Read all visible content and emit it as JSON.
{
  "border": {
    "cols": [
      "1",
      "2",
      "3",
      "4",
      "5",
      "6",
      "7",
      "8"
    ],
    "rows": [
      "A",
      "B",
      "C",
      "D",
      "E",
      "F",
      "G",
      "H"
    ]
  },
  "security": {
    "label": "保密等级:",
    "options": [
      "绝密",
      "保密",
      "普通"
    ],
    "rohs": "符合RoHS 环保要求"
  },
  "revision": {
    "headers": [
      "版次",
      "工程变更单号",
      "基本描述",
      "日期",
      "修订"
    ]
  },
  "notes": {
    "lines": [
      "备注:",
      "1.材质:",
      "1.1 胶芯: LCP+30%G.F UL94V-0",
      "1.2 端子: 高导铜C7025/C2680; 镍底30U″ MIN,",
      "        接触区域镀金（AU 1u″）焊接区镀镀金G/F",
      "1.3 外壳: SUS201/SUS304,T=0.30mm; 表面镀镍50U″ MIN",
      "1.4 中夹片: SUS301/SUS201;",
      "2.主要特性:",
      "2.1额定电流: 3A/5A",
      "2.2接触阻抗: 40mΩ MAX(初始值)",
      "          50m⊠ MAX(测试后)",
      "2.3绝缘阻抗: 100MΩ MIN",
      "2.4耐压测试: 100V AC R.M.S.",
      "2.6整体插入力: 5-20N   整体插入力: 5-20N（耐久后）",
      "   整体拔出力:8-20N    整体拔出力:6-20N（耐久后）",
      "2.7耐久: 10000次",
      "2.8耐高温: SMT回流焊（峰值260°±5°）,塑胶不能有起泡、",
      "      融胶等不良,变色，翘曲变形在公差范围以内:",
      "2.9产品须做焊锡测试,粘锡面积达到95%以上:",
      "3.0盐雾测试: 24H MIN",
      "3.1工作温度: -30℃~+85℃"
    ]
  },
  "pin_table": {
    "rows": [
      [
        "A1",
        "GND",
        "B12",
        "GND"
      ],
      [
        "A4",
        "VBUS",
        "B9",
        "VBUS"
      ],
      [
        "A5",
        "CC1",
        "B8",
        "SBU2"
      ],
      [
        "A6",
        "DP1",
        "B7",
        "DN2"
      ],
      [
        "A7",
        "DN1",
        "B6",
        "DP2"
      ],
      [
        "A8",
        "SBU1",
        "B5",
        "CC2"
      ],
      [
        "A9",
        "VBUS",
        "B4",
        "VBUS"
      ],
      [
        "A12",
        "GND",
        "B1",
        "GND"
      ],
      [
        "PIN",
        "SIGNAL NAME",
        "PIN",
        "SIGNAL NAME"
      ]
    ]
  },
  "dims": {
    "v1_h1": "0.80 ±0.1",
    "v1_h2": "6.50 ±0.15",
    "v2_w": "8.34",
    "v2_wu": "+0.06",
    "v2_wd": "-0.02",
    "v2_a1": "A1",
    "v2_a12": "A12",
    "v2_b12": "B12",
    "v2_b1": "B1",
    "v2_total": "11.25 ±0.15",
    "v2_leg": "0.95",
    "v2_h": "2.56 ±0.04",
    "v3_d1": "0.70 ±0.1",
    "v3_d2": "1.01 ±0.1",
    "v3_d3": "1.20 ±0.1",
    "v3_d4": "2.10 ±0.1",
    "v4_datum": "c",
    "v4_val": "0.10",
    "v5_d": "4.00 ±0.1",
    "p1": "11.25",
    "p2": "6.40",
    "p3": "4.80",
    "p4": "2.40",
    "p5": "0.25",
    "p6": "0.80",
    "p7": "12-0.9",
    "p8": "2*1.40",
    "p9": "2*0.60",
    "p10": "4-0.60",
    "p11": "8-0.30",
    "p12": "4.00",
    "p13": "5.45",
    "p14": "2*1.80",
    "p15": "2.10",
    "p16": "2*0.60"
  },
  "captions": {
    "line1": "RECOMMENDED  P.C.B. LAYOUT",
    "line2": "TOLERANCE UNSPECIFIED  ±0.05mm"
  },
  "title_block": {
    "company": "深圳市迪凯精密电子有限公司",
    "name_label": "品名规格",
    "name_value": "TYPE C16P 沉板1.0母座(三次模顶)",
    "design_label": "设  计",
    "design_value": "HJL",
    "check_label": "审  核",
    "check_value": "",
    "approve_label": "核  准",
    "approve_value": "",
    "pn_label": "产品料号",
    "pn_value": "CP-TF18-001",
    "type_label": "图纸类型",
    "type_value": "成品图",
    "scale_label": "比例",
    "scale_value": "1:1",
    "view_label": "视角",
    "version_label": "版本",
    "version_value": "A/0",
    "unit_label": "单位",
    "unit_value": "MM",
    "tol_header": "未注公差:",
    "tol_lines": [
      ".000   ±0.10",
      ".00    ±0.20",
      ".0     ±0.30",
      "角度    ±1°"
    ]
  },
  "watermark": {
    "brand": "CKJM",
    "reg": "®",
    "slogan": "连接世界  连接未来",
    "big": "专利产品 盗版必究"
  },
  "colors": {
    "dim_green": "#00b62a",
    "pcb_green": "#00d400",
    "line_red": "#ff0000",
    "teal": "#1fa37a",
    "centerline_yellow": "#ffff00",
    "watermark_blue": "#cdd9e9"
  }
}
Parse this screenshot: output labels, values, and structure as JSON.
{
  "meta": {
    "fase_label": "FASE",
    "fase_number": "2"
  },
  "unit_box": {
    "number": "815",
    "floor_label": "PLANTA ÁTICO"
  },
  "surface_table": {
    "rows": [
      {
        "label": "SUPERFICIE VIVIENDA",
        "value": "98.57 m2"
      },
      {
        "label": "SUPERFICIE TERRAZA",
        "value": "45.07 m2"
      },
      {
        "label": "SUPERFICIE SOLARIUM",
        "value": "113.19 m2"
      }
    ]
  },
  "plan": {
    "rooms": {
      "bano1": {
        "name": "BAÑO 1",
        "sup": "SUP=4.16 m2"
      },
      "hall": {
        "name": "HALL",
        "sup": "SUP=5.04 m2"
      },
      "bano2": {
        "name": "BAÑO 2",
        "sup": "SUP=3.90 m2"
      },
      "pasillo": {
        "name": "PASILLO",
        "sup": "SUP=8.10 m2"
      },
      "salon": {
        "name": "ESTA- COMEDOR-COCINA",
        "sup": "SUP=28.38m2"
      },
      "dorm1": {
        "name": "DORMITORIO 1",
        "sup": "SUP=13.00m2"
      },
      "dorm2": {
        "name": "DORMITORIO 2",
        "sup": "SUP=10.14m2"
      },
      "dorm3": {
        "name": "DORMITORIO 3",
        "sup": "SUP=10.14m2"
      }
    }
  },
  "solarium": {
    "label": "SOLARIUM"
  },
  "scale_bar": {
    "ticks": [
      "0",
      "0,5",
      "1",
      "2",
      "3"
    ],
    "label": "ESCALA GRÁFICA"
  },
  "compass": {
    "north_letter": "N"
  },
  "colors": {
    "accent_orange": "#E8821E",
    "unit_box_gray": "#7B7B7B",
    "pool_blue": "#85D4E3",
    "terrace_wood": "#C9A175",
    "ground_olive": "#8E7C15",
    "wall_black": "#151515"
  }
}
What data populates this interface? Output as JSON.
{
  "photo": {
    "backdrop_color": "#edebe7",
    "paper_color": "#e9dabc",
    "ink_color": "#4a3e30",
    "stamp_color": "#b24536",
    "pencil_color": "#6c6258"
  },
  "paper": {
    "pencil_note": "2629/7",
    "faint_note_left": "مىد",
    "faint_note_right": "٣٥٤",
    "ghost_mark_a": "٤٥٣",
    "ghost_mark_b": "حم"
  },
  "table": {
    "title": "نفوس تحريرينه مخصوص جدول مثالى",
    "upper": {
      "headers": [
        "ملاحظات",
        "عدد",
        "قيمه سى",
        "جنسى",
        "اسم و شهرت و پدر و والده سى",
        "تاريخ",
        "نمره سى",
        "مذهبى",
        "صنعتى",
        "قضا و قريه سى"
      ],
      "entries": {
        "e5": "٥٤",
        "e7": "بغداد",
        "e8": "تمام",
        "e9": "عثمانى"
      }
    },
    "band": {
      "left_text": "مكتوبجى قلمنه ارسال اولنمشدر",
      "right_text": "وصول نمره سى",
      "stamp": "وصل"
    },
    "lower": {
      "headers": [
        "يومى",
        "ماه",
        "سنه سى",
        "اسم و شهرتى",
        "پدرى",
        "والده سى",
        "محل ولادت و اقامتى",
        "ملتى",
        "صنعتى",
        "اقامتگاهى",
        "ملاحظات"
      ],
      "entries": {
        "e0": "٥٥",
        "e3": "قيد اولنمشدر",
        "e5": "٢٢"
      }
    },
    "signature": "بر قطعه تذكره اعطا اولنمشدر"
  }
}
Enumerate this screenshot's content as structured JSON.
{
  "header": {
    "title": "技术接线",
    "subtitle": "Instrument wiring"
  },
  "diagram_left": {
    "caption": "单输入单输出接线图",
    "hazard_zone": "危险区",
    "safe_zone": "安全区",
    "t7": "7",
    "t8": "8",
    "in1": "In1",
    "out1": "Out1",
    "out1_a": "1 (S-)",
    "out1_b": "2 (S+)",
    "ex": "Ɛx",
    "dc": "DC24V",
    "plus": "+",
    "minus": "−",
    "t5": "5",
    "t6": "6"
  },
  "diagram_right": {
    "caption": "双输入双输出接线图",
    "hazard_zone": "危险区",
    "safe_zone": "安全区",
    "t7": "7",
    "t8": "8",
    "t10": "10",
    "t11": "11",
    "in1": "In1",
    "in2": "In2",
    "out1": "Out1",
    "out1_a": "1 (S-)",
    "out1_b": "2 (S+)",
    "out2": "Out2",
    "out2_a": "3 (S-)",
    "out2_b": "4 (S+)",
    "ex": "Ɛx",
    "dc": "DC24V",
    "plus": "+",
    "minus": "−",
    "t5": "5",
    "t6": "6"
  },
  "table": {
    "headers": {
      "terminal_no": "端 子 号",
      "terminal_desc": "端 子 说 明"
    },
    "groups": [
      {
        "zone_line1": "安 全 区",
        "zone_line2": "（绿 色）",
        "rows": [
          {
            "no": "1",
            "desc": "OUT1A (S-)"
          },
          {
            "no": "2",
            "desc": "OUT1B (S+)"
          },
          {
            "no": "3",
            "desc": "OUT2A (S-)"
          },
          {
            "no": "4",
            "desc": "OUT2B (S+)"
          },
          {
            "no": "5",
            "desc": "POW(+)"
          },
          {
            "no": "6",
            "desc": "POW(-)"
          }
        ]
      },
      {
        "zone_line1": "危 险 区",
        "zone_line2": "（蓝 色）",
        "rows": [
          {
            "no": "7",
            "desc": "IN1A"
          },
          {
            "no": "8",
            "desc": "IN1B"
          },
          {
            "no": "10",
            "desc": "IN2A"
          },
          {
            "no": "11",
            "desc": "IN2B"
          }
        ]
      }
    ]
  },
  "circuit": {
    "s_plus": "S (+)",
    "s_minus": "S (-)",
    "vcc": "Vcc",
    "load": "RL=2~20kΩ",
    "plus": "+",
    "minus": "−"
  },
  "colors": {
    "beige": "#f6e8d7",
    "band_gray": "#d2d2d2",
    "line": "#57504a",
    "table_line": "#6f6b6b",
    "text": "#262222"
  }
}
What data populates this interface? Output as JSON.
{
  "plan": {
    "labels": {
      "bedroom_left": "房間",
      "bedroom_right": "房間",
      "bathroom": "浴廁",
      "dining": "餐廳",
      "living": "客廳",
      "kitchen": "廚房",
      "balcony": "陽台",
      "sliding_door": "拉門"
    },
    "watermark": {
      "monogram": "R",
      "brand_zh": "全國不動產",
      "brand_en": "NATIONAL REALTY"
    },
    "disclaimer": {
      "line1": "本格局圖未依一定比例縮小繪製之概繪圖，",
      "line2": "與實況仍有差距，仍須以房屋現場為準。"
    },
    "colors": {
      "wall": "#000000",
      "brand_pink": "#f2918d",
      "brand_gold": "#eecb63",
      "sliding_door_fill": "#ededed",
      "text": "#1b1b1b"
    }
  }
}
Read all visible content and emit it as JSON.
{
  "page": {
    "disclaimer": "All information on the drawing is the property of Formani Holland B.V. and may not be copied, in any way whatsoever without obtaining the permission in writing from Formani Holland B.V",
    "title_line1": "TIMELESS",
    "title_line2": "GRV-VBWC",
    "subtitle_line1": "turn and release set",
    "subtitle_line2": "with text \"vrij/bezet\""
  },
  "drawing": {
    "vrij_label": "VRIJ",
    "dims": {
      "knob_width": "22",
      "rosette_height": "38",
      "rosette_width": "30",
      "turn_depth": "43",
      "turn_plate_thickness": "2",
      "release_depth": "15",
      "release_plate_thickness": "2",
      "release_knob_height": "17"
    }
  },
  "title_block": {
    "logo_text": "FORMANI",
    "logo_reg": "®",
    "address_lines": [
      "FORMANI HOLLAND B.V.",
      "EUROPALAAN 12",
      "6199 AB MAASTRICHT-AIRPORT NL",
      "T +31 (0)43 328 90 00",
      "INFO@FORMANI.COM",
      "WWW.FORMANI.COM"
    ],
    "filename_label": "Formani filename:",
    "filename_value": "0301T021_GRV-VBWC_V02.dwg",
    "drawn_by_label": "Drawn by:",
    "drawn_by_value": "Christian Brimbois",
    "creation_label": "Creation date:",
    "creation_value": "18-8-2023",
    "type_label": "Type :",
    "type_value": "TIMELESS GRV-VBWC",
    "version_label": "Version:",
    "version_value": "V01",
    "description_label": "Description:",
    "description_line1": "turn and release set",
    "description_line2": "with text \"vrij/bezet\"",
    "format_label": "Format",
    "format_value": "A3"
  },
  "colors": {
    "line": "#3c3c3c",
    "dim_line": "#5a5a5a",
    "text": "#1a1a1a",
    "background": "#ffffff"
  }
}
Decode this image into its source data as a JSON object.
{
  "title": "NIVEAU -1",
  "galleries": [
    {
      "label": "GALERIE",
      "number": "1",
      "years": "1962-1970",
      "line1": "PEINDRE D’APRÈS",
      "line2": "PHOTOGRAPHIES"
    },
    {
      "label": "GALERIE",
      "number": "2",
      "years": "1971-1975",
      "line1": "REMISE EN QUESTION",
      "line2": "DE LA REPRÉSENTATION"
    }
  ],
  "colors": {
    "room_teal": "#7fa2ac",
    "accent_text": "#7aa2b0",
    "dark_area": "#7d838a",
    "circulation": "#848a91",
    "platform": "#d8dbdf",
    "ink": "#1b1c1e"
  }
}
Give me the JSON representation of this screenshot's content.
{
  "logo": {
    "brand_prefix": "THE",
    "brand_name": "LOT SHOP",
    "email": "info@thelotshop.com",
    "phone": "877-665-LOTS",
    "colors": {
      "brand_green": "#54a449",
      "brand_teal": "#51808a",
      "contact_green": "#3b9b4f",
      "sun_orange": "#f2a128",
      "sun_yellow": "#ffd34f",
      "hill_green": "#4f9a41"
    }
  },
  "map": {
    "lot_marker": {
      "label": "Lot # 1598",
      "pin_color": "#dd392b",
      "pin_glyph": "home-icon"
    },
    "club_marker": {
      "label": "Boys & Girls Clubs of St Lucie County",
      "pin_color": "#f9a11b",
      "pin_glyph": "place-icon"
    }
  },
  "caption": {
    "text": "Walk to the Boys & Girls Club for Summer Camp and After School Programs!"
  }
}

■ ■ ■

■ PROBLEM DESCRIPTION
In the records above, locate each line with the word "drawing". Copy all such lines.

■ SOLUTION BELOW
    "disclaimer": "All information on the drawing is the property of Formani Holland B.V. and may not be copied, in any way whatsoever without obtaining the permission in writing from Formani Holland B.V",
  "drawing": {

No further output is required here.